> **EXERCISE AIM**:
The data below should be printed in full, exactly, and without any of its images.

> **INPUT**:
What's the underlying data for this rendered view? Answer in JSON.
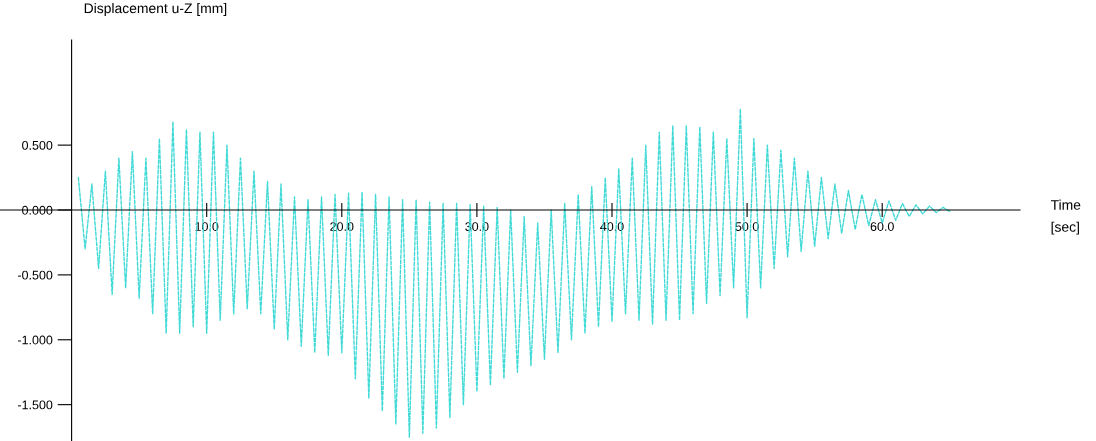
{
  "chart_data": {
    "type": "line",
    "xlabel": "Time\n[sec]",
    "ylabel": "Displacement u-Z [mm]",
    "xlim": [
      -5.3,
      70.2
    ],
    "ylim": [
      -1.78,
      1.31
    ],
    "xticks": [
      {
        "value": 10,
        "label": "10.0"
      },
      {
        "value": 20,
        "label": "20.0"
      },
      {
        "value": 30,
        "label": "30.0"
      },
      {
        "value": 40,
        "label": "40.0"
      },
      {
        "value": 50,
        "label": "50.0"
      },
      {
        "value": 60,
        "label": "60.0"
      }
    ],
    "yticks": [
      {
        "value": -1.5,
        "label": "-1.500"
      },
      {
        "value": -1.0,
        "label": "-1.000"
      },
      {
        "value": -0.5,
        "label": "-0.500"
      },
      {
        "value": 0,
        "label": "0.000"
      },
      {
        "value": 0.5,
        "label": "0.500"
      }
    ],
    "grid": false,
    "line_style": "dashed",
    "marker": "none",
    "series": [
      {
        "color": "#3fd9d6",
        "x": [
          0.5,
          1.0,
          1.5,
          2.0,
          2.5,
          3.0,
          3.5,
          4.0,
          4.5,
          5.0,
          5.5,
          6.0,
          6.5,
          7.0,
          7.5,
          8.0,
          8.5,
          9.0,
          9.5,
          10.0,
          10.5,
          11.0,
          11.5,
          12.0,
          12.5,
          13.0,
          13.5,
          14.0,
          14.5,
          15.0,
          15.5,
          16.0,
          16.5,
          17.0,
          17.5,
          18.0,
          18.5,
          19.0,
          19.5,
          20.0,
          20.5,
          21.0,
          21.5,
          22.0,
          22.5,
          23.0,
          23.5,
          24.0,
          24.5,
          25.0,
          25.5,
          26.0,
          26.5,
          27.0,
          27.5,
          28.0,
          28.5,
          29.0,
          29.5,
          30.0,
          30.5,
          31.0,
          31.5,
          32.0,
          32.5,
          33.0,
          33.5,
          34.0,
          34.5,
          35.0,
          35.5,
          36.0,
          36.5,
          37.0,
          37.5,
          38.0,
          38.5,
          39.0,
          39.5,
          40.0,
          40.5,
          41.0,
          41.5,
          42.0,
          42.5,
          43.0,
          43.5,
          44.0,
          44.5,
          45.0,
          45.5,
          46.0,
          46.5,
          47.0,
          47.5,
          48.0,
          48.5,
          49.0,
          49.5,
          50.0,
          50.5,
          51.0,
          51.5,
          52.0,
          52.5,
          53.0,
          53.5,
          54.0,
          54.5,
          55.0,
          55.5,
          56.0,
          56.5,
          57.0,
          57.5,
          58.0,
          58.5,
          59.0,
          59.5,
          60.0,
          60.5,
          61.0,
          61.5,
          62.0,
          62.5,
          63.0,
          63.5,
          64.0,
          64.5,
          65.0
        ],
        "values": [
          0.25,
          -0.3,
          0.2,
          -0.45,
          0.3,
          -0.65,
          0.4,
          -0.6,
          0.45,
          -0.68,
          0.4,
          -0.8,
          0.55,
          -0.95,
          0.68,
          -0.95,
          0.62,
          -0.9,
          0.6,
          -0.95,
          0.6,
          -0.85,
          0.5,
          -0.8,
          0.4,
          -0.76,
          0.3,
          -0.8,
          0.22,
          -0.92,
          0.2,
          -1.0,
          0.1,
          -1.05,
          0.08,
          -1.1,
          0.1,
          -1.12,
          0.12,
          -1.1,
          0.13,
          -1.3,
          0.14,
          -1.45,
          0.12,
          -1.55,
          0.1,
          -1.65,
          0.08,
          -1.75,
          0.08,
          -1.72,
          0.06,
          -1.68,
          0.05,
          -1.6,
          0.05,
          -1.5,
          0.04,
          -1.4,
          0.03,
          -1.35,
          0.02,
          -1.3,
          0.0,
          -1.25,
          -0.05,
          -1.2,
          -0.1,
          -1.15,
          0.0,
          -1.1,
          0.05,
          -1.0,
          0.12,
          -0.95,
          0.18,
          -0.9,
          0.25,
          -0.86,
          0.32,
          -0.8,
          0.4,
          -0.85,
          0.5,
          -0.88,
          0.6,
          -0.85,
          0.65,
          -0.85,
          0.65,
          -0.8,
          0.64,
          -0.72,
          0.6,
          -0.66,
          0.55,
          -0.6,
          0.78,
          -0.83,
          0.55,
          -0.6,
          0.5,
          -0.45,
          0.46,
          -0.36,
          0.4,
          -0.32,
          0.3,
          -0.28,
          0.25,
          -0.22,
          0.2,
          -0.18,
          0.15,
          -0.15,
          0.12,
          -0.12,
          0.08,
          -0.1,
          0.07,
          -0.08,
          0.05,
          -0.05,
          0.04,
          -0.03,
          0.03,
          -0.02,
          0.02,
          -0.01
        ]
      }
    ]
  }
}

> **ANSWER FOR THE TASK**:
What's the underlying data for this rendered view? Answer in JSON.
{
  "chart_data": {
    "type": "line",
    "xlabel": "Time\n[sec]",
    "ylabel": "Displacement u-Z [mm]",
    "xlim": [
      -5.3,
      70.2
    ],
    "ylim": [
      -1.78,
      1.31
    ],
    "xticks": [
      {
        "value": 10,
        "label": "10.0"
      },
      {
        "value": 20,
        "label": "20.0"
      },
      {
        "value": 30,
        "label": "30.0"
      },
      {
        "value": 40,
        "label": "40.0"
      },
      {
        "value": 50,
        "label": "50.0"
      },
      {
        "value": 60,
        "label": "60.0"
      }
    ],
    "yticks": [
      {
        "value": -1.5,
        "label": "-1.500"
      },
      {
        "value": -1.0,
        "label": "-1.000"
      },
      {
        "value": -0.5,
        "label": "-0.500"
      },
      {
        "value": 0,
        "label": "0.000"
      },
      {
        "value": 0.5,
        "label": "0.500"
      }
    ],
    "grid": false,
    "line_style": "dashed",
    "marker": "none",
    "series": [
      {
        "color": "#3fd9d6",
        "x": [
          0.5,
          1.0,
          1.5,
          2.0,
          2.5,
          3.0,
          3.5,
          4.0,
          4.5,
          5.0,
          5.5,
          6.0,
          6.5,
          7.0,
          7.5,
          8.0,
          8.5,
          9.0,
          9.5,
          10.0,
          10.5,
          11.0,
          11.5,
          12.0,
          12.5,
          13.0,
          13.5,
          14.0,
          14.5,
          15.0,
          15.5,
          16.0,
          16.5,
          17.0,
          17.5,
          18.0,
          18.5,
          19.0,
          19.5,
          20.0,
          20.5,
          21.0,
          21.5,
          22.0,
          22.5,
          23.0,
          23.5,
          24.0,
          24.5,
          25.0,
          25.5,
          26.0,
          26.5,
          27.0,
          27.5,
          28.0,
          28.5,
          29.0,
          29.5,
          30.0,
          30.5,
          31.0,
          31.5,
          32.0,
          32.5,
          33.0,
          33.5,
          34.0,
          34.5,
          35.0,
          35.5,
          36.0,
          36.5,
          37.0,
          37.5,
          38.0,
          38.5,
          39.0,
          39.5,
          40.0,
          40.5,
          41.0,
          41.5,
          42.0,
          42.5,
          43.0,
          43.5,
          44.0,
          44.5,
          45.0,
          45.5,
          46.0,
          46.5,
          47.0,
          47.5,
          48.0,
          48.5,
          49.0,
          49.5,
          50.0,
          50.5,
          51.0,
          51.5,
          52.0,
          52.5,
          53.0,
          53.5,
          54.0,
          54.5,
          55.0,
          55.5,
          56.0,
          56.5,
          57.0,
          57.5,
          58.0,
          58.5,
          59.0,
          59.5,
          60.0,
          60.5,
          61.0,
          61.5,
          62.0,
          62.5,
          63.0,
          63.5,
          64.0,
          64.5,
          65.0
        ],
        "values": [
          0.25,
          -0.3,
          0.2,
          -0.45,
          0.3,
          -0.65,
          0.4,
          -0.6,
          0.45,
          -0.68,
          0.4,
          -0.8,
          0.55,
          -0.95,
          0.68,
          -0.95,
          0.62,
          -0.9,
          0.6,
          -0.95,
          0.6,
          -0.85,
          0.5,
          -0.8,
          0.4,
          -0.76,
          0.3,
          -0.8,
          0.22,
          -0.92,
          0.2,
          -1.0,
          0.1,
          -1.05,
          0.08,
          -1.1,
          0.1,
          -1.12,
          0.12,
          -1.1,
          0.13,
          -1.3,
          0.14,
          -1.45,
          0.12,
          -1.55,
          0.1,
          -1.65,
          0.08,
          -1.75,
          0.08,
          -1.72,
          0.06,
          -1.68,
          0.05,
          -1.6,
          0.05,
          -1.5,
          0.04,
          -1.4,
          0.03,
          -1.35,
          0.02,
          -1.3,
          0.0,
          -1.25,
          -0.05,
          -1.2,
          -0.1,
          -1.15,
          0.0,
          -1.1,
          0.05,
          -1.0,
          0.12,
          -0.95,
          0.18,
          -0.9,
          0.25,
          -0.86,
          0.32,
          -0.8,
          0.4,
          -0.85,
          0.5,
          -0.88,
          0.6,
          -0.85,
          0.65,
          -0.85,
          0.65,
          -0.8,
          0.64,
          -0.72,
          0.6,
          -0.66,
          0.55,
          -0.6,
          0.78,
          -0.83,
          0.55,
          -0.6,
          0.5,
          -0.45,
          0.46,
          -0.36,
          0.4,
          -0.32,
          0.3,
          -0.28,
          0.25,
          -0.22,
          0.2,
          -0.18,
          0.15,
          -0.15,
          0.12,
          -0.12,
          0.08,
          -0.1,
          0.07,
          -0.08,
          0.05,
          -0.05,
          0.04,
          -0.03,
          0.03,
          -0.02,
          0.02,
          -0.01
        ]
      }
    ]
  }
}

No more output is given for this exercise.